■ **EXERCISE DETAILS**:
Return the full passage on estrogen and CRH-induced dilation in skin microcirculation, unchanged.

■ **DOCUMENT SEGMENT**:

This study indicates that circulating estrogen concentrations influence CRH-induced dilation in the female skin microcirculation. Interestingly, acetylcholine-induced dilation did not vary with estrogen concentrations during the menstrual cycle. However, this finding requires further investigation and may only be relevant to the skin circulation. These data, and in combination with our previous studies (Clifton et al. 2002, Crompton et al. 2003), suggest that the variation in CRH-induced dilation during the menstrual cycle is due to alterations in mast cell function. These studies highlight that some components of the immune system have a role in the control of skin vascular function and may be a contributing mechanism to the cardio-protective effects of estrogen.

Stored data entries:

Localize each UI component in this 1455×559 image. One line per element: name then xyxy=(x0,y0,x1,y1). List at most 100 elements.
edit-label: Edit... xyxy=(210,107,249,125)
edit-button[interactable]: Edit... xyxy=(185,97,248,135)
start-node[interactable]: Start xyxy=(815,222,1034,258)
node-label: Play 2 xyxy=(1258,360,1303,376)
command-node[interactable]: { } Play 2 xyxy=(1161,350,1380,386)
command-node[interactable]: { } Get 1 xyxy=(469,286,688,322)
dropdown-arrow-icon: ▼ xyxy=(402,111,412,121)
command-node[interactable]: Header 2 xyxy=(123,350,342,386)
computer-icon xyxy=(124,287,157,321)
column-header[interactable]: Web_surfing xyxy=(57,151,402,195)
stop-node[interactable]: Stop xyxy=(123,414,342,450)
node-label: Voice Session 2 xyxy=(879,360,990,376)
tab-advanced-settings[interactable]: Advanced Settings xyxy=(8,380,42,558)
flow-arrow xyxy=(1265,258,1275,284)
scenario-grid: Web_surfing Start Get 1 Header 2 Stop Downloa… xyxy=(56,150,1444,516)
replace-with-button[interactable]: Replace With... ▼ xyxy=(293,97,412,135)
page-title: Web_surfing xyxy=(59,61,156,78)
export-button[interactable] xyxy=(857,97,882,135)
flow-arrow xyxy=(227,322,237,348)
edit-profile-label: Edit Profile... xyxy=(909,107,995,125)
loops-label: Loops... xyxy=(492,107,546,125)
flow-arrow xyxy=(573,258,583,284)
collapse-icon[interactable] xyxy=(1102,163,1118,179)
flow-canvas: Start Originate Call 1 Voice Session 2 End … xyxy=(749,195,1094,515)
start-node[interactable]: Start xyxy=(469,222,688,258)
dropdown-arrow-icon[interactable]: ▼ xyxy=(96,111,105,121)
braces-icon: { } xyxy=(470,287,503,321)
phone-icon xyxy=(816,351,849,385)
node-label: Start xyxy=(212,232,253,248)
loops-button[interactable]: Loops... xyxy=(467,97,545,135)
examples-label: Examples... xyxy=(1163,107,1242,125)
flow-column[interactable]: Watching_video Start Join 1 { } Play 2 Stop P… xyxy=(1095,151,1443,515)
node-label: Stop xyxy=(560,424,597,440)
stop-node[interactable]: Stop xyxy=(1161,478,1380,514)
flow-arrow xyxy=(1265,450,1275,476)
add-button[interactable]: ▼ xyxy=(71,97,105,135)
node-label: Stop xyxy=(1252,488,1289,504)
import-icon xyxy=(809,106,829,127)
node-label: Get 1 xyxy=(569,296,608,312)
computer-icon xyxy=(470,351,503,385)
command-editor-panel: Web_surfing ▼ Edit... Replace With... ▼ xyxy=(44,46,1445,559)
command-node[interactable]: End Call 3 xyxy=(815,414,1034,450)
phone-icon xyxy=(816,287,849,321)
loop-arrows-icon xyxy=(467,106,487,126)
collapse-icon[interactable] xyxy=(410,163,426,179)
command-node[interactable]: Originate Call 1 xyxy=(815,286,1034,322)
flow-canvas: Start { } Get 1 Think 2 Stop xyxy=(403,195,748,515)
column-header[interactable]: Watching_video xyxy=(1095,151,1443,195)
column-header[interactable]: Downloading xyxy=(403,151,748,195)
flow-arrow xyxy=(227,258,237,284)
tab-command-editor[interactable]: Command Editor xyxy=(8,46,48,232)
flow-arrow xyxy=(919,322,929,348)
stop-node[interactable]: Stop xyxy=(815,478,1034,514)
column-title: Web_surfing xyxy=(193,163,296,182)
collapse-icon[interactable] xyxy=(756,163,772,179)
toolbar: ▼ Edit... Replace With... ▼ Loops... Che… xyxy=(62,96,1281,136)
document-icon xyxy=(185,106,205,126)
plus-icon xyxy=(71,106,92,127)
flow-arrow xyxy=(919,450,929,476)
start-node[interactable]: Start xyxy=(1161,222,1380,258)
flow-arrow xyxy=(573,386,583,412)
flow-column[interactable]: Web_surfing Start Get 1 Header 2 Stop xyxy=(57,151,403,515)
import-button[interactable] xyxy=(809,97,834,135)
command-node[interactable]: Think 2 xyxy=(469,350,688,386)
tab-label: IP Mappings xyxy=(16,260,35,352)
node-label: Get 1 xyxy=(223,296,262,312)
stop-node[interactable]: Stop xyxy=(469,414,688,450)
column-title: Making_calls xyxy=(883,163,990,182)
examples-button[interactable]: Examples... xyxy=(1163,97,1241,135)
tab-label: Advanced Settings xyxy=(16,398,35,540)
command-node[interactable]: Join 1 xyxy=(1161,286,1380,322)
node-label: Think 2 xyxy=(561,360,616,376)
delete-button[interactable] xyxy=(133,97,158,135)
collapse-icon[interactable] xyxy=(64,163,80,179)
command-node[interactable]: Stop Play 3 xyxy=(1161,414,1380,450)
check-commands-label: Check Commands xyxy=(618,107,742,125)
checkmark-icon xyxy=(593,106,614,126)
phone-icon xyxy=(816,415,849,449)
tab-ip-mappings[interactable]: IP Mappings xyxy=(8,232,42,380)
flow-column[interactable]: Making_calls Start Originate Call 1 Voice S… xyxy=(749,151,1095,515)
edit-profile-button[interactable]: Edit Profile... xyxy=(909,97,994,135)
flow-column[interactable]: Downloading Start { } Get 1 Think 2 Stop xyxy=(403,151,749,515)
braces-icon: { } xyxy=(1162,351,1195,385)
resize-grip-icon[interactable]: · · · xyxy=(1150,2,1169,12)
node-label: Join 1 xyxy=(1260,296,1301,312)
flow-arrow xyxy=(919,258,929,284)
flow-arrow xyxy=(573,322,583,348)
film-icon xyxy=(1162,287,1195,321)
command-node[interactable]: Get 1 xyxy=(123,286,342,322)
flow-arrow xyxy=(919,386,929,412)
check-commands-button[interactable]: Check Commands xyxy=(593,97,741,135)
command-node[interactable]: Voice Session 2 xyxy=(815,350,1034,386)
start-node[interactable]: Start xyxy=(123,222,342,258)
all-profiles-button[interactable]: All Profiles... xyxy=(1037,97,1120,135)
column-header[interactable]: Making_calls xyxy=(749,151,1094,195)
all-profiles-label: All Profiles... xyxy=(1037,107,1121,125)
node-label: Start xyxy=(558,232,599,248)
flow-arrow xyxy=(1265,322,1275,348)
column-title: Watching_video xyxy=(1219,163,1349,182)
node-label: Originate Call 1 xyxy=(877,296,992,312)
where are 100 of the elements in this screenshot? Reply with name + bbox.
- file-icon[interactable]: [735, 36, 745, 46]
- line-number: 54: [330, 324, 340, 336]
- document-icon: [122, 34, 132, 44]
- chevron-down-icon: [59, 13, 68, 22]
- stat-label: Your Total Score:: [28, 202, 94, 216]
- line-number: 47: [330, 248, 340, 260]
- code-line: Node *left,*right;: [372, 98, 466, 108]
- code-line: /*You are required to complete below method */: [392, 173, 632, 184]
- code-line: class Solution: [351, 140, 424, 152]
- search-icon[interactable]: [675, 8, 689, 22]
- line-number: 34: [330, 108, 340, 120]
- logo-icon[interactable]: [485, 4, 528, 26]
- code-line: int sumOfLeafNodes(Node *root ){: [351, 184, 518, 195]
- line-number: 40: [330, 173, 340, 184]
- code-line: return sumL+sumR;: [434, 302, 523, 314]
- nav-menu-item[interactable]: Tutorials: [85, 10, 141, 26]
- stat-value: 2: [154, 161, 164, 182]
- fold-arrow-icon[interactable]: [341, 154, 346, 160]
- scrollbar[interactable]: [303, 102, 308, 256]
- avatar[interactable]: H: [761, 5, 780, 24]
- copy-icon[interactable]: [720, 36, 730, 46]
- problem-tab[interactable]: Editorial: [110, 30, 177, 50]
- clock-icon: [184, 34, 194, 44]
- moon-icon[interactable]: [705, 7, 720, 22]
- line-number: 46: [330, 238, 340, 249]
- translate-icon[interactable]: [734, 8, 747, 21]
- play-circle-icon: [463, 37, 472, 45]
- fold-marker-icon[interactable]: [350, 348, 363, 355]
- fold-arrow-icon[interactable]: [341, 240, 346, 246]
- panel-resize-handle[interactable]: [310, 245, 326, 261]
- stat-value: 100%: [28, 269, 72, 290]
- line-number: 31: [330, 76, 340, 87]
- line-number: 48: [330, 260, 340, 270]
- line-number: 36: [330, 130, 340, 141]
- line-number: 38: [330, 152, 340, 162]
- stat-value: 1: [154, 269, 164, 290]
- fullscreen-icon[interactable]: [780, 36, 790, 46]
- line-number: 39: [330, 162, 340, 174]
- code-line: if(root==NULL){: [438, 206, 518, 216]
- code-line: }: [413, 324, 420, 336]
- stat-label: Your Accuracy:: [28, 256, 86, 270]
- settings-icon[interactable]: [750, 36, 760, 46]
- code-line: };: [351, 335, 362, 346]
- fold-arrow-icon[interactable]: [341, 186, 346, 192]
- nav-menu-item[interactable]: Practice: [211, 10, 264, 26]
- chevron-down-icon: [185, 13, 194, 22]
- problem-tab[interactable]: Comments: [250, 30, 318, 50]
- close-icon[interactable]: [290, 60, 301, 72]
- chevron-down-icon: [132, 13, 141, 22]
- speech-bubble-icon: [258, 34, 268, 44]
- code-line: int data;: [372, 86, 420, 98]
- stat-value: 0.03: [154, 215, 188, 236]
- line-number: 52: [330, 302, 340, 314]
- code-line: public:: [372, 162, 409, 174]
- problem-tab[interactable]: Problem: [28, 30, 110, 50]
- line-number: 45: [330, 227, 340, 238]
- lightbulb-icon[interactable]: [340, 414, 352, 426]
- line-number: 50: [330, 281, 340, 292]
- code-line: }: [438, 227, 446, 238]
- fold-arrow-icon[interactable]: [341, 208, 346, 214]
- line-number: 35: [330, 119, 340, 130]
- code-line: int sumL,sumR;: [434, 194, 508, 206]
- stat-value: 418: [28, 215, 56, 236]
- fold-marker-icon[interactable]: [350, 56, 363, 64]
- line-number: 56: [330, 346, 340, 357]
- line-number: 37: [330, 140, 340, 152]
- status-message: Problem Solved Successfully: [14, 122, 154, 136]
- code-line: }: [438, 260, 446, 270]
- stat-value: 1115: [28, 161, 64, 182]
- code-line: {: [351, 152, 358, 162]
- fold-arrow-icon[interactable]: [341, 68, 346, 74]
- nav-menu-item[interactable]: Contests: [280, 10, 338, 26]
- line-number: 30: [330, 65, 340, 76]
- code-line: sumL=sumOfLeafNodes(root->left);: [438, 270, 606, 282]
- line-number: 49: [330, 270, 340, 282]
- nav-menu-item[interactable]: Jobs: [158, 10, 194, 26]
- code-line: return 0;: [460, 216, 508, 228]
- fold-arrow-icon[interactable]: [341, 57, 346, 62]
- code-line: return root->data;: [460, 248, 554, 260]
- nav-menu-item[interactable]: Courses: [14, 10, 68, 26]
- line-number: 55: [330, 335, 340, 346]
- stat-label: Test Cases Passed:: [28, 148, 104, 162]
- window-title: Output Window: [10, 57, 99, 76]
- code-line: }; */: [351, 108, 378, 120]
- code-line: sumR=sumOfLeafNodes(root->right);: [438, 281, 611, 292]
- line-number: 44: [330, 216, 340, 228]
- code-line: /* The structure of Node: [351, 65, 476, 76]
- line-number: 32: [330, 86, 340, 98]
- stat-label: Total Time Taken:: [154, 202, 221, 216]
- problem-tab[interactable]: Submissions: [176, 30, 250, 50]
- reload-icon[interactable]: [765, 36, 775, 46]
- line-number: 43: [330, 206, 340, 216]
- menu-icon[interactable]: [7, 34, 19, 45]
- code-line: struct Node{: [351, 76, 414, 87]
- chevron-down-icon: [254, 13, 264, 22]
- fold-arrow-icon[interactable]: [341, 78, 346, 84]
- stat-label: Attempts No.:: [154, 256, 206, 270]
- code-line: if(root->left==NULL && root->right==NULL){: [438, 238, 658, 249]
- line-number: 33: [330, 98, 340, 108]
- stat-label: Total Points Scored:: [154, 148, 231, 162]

■ **RESPONSE AREA**:
This study indicates that circulating estrogen concentrations influence CRH-induced dilation in the female skin microcirculation. Interestingly, acetylcholine-induced dilation did not vary with estrogen concentrations during the menstrual cycle. However, this finding requires further investigation and may only be relevant to the skin circulation. These data, and in combination with our previous studies (Clifton et al. 2002, Crompton et al. 2003), suggest that the variation in CRH-induced dilation during the menstrual cycle is due to alterations in mast cell function. These studies highlight that some components of the immune system have a role in the control of skin vascular function and may be a contributing mechanism to the cardio-protective effects of estrogen.